## AIM
Write out the material exactly, leaving every picture behind.

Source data
--- Start ---

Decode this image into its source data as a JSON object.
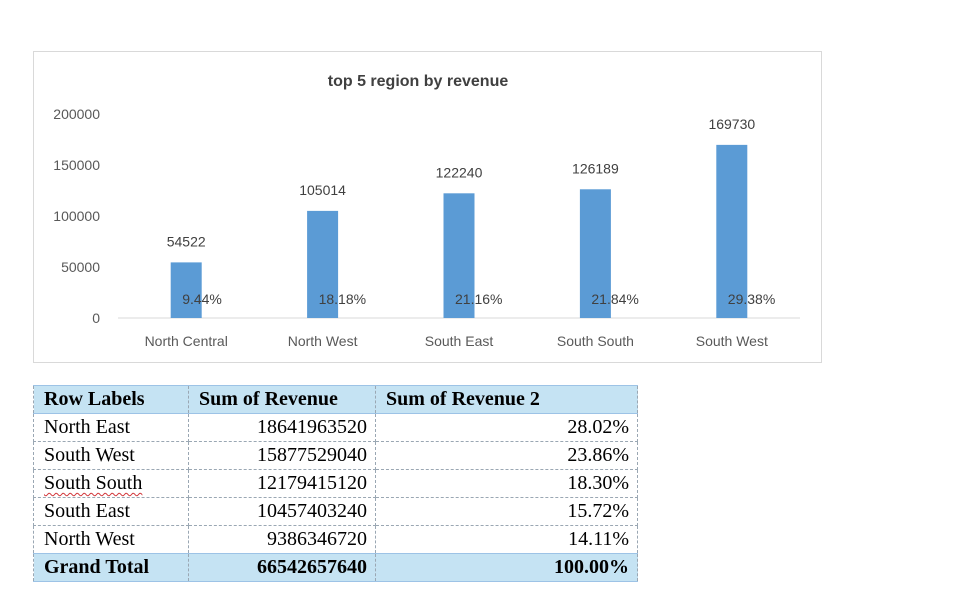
{
  "chart_data": {
    "type": "bar",
    "title": "top 5 region by revenue",
    "categories": [
      "North Central",
      "North West",
      "South East",
      "South South",
      "South West"
    ],
    "series": [
      {
        "values": [
          54522,
          105014,
          122240,
          126189,
          169730
        ]
      }
    ],
    "secondary_labels": [
      "9.44%",
      "18.18%",
      "21.16%",
      "21.84%",
      "29.38%"
    ],
    "y_ticks": [
      0,
      50000,
      100000,
      150000,
      200000
    ],
    "ylim": [
      0,
      200000
    ],
    "grid": false,
    "bar_color": "#5b9bd5"
  },
  "table": {
    "headers": [
      "Row Labels",
      "Sum of Revenue",
      "Sum of Revenue 2"
    ],
    "rows": [
      [
        "North East",
        "18641963520",
        "28.02%"
      ],
      [
        "South West",
        "15877529040",
        "23.86%"
      ],
      [
        "South South",
        "12179415120",
        "18.30%"
      ],
      [
        "South East",
        "10457403240",
        "15.72%"
      ],
      [
        "North West",
        "9386346720",
        "14.11%"
      ]
    ],
    "total": [
      "Grand Total",
      "66542657640",
      "100.00%"
    ],
    "header_color": "#c5e3f3"
  }
}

--- End ---

## WRITTEN ANSWER
Decode this image into its source data as a JSON object.
{
  "chart_data": {
    "type": "bar",
    "title": "top 5 region by revenue",
    "categories": [
      "North Central",
      "North West",
      "South East",
      "South South",
      "South West"
    ],
    "series": [
      {
        "values": [
          54522,
          105014,
          122240,
          126189,
          169730
        ]
      }
    ],
    "secondary_labels": [
      "9.44%",
      "18.18%",
      "21.16%",
      "21.84%",
      "29.38%"
    ],
    "y_ticks": [
      0,
      50000,
      100000,
      150000,
      200000
    ],
    "ylim": [
      0,
      200000
    ],
    "grid": false,
    "bar_color": "#5b9bd5"
  },
  "table": {
    "headers": [
      "Row Labels",
      "Sum of Revenue",
      "Sum of Revenue 2"
    ],
    "rows": [
      [
        "North East",
        "18641963520",
        "28.02%"
      ],
      [
        "South West",
        "15877529040",
        "23.86%"
      ],
      [
        "South South",
        "12179415120",
        "18.30%"
      ],
      [
        "South East",
        "10457403240",
        "15.72%"
      ],
      [
        "North West",
        "9386346720",
        "14.11%"
      ]
    ],
    "total": [
      "Grand Total",
      "66542657640",
      "100.00%"
    ],
    "header_color": "#c5e3f3"
  }
}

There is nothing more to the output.